⟨
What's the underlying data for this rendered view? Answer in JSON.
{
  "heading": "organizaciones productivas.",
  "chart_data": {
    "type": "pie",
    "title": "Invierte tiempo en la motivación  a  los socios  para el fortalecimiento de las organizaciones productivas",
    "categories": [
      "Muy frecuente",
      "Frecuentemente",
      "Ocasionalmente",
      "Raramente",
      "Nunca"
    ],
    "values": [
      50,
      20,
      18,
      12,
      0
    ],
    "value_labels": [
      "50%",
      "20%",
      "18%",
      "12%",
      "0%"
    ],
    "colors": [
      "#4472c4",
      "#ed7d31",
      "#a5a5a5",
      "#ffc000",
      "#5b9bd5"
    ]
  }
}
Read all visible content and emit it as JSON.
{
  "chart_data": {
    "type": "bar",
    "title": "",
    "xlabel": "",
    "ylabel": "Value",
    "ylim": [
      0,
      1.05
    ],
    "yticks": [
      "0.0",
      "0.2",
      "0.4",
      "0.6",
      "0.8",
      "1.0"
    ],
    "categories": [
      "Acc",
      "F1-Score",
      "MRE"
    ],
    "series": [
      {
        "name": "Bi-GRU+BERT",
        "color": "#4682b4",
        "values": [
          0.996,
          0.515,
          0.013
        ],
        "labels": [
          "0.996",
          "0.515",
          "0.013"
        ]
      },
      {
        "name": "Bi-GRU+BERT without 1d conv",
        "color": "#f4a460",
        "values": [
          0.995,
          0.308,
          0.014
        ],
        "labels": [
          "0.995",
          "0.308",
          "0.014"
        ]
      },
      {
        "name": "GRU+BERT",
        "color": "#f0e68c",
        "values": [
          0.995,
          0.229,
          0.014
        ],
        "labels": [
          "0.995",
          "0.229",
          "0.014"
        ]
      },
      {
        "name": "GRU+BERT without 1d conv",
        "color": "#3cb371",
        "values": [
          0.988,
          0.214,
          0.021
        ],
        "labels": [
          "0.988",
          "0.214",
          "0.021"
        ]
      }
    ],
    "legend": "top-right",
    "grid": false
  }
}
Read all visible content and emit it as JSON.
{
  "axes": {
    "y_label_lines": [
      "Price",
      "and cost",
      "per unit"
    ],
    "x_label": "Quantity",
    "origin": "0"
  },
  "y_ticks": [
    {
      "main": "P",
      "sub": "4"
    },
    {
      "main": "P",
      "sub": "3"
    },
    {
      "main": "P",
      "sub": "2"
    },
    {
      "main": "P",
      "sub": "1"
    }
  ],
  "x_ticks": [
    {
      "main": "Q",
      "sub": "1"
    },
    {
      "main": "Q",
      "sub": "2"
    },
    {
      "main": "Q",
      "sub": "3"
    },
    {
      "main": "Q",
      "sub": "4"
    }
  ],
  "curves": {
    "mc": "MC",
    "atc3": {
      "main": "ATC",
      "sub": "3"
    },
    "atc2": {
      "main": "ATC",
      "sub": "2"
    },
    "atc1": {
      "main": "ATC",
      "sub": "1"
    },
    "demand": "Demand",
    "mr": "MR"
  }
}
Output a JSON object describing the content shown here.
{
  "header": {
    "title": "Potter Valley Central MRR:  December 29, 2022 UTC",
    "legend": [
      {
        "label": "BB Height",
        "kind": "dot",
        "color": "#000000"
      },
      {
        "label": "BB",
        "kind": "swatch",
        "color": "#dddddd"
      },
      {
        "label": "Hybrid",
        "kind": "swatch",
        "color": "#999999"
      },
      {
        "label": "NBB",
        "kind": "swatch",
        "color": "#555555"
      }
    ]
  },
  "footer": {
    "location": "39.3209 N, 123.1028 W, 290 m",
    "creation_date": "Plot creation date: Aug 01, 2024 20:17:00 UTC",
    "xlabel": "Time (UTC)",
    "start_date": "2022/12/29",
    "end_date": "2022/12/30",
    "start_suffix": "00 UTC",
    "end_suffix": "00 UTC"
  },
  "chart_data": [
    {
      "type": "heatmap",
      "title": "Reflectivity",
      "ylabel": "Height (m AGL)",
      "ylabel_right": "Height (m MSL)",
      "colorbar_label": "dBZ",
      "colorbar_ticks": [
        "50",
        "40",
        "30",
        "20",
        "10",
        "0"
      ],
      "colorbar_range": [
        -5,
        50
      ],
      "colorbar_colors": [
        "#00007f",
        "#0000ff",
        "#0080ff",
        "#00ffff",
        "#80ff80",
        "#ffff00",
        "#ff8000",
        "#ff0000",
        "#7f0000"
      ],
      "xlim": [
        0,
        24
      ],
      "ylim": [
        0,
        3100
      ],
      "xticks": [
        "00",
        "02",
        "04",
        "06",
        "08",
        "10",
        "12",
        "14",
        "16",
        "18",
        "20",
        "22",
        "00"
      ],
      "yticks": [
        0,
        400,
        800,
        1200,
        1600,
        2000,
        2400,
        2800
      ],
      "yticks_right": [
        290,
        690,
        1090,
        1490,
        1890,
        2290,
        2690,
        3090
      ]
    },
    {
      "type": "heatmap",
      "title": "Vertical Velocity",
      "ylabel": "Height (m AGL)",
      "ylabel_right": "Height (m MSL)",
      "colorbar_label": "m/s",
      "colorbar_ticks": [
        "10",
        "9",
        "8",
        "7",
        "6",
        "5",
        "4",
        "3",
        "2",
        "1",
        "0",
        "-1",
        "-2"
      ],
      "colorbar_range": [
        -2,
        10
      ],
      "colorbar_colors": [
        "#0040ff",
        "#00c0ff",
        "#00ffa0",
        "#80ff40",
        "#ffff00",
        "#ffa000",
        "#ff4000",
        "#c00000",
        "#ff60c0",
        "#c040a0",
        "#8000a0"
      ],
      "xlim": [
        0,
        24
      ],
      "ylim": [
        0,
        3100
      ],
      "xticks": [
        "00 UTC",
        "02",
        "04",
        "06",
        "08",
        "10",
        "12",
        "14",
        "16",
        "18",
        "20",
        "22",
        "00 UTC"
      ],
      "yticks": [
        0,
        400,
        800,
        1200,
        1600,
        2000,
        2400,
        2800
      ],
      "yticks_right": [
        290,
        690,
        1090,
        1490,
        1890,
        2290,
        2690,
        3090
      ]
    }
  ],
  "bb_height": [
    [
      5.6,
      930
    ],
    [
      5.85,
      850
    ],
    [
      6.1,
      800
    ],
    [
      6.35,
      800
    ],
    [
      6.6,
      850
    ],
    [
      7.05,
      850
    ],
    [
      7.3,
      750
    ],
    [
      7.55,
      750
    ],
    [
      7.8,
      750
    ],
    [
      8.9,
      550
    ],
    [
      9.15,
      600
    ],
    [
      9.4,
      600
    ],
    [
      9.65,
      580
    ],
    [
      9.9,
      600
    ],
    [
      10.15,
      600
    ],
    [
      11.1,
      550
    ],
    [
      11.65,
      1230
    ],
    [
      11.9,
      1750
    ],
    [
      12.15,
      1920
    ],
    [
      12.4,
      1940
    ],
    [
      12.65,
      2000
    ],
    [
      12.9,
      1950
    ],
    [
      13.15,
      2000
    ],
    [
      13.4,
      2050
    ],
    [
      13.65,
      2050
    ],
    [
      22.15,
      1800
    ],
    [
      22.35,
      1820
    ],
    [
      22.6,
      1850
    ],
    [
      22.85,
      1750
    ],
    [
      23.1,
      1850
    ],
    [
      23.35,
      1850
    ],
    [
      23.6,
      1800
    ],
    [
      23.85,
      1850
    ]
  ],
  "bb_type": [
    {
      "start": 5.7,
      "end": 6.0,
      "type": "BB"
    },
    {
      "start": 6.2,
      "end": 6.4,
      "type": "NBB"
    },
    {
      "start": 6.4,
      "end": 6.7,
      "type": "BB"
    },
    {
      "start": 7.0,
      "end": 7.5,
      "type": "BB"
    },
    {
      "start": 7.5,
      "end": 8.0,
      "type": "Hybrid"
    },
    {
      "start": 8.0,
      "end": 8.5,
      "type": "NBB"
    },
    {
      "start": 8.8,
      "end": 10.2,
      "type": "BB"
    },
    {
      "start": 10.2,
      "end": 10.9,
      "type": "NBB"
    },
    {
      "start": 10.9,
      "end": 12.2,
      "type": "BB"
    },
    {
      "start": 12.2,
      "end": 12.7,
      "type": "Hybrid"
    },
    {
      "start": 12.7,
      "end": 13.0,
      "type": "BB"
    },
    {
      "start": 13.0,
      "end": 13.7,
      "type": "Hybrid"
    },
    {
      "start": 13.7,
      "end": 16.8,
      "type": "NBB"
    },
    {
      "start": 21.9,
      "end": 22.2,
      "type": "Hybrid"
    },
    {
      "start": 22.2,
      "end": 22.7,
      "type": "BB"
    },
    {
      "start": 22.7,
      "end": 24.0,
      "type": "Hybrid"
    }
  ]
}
⟩
⟨
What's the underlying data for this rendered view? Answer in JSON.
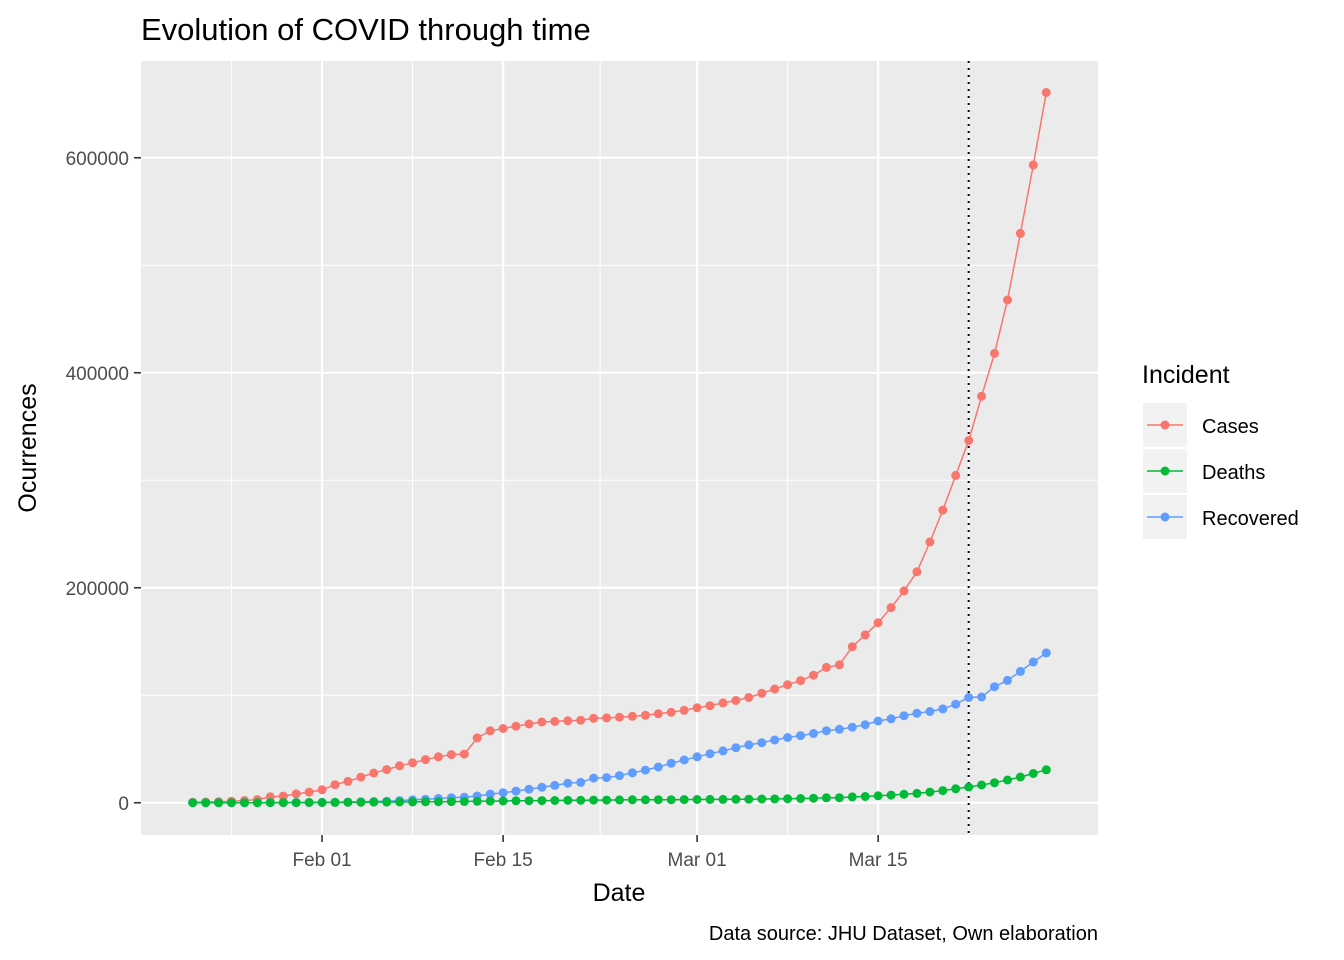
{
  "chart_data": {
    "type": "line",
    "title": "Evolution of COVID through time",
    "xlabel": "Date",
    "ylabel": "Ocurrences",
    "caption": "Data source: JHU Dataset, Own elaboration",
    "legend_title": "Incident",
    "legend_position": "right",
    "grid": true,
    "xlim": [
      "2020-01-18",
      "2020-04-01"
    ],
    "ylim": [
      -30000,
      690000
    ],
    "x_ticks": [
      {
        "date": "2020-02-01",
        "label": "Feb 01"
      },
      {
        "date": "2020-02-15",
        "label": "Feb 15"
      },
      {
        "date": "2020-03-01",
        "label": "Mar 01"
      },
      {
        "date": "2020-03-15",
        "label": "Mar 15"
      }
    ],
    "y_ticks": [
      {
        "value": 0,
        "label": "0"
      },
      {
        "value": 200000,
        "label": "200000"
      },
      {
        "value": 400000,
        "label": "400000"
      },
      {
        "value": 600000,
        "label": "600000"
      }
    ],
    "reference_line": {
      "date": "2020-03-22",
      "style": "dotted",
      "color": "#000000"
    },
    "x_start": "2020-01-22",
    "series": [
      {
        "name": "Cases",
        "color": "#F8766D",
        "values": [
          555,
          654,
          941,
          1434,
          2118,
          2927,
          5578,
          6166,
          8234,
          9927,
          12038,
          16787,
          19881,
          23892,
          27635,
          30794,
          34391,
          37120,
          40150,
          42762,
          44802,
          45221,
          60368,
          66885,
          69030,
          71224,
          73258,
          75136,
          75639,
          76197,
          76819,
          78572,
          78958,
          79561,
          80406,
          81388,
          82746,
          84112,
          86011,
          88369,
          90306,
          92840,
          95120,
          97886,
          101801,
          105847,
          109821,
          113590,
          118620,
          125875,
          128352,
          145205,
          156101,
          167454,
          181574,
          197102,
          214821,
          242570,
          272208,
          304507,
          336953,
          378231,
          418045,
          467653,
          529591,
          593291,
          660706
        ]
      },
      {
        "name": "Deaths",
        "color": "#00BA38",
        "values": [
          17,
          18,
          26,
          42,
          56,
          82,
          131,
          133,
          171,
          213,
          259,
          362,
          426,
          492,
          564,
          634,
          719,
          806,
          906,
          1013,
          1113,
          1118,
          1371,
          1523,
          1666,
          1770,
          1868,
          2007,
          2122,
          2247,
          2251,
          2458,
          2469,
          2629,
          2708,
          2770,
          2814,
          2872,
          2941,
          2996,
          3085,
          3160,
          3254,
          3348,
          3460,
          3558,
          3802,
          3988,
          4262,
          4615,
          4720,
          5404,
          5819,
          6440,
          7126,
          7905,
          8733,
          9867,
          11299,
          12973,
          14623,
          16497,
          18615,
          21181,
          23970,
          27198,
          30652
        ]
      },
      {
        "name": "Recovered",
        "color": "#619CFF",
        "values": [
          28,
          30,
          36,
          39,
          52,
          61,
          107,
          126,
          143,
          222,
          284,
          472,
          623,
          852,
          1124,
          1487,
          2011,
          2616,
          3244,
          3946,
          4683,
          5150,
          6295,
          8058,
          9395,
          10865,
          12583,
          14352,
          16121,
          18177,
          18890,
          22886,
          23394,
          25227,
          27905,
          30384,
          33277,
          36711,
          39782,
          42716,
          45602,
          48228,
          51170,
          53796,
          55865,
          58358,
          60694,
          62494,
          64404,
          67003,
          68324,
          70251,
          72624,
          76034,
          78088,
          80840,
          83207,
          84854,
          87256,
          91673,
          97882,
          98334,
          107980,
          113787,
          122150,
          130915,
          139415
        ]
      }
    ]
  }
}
⟩
» Given exercise
What is the number of lines in this listing that contain the word "productivas"? Answer with that number and nothing else.

» Solution to this problem
2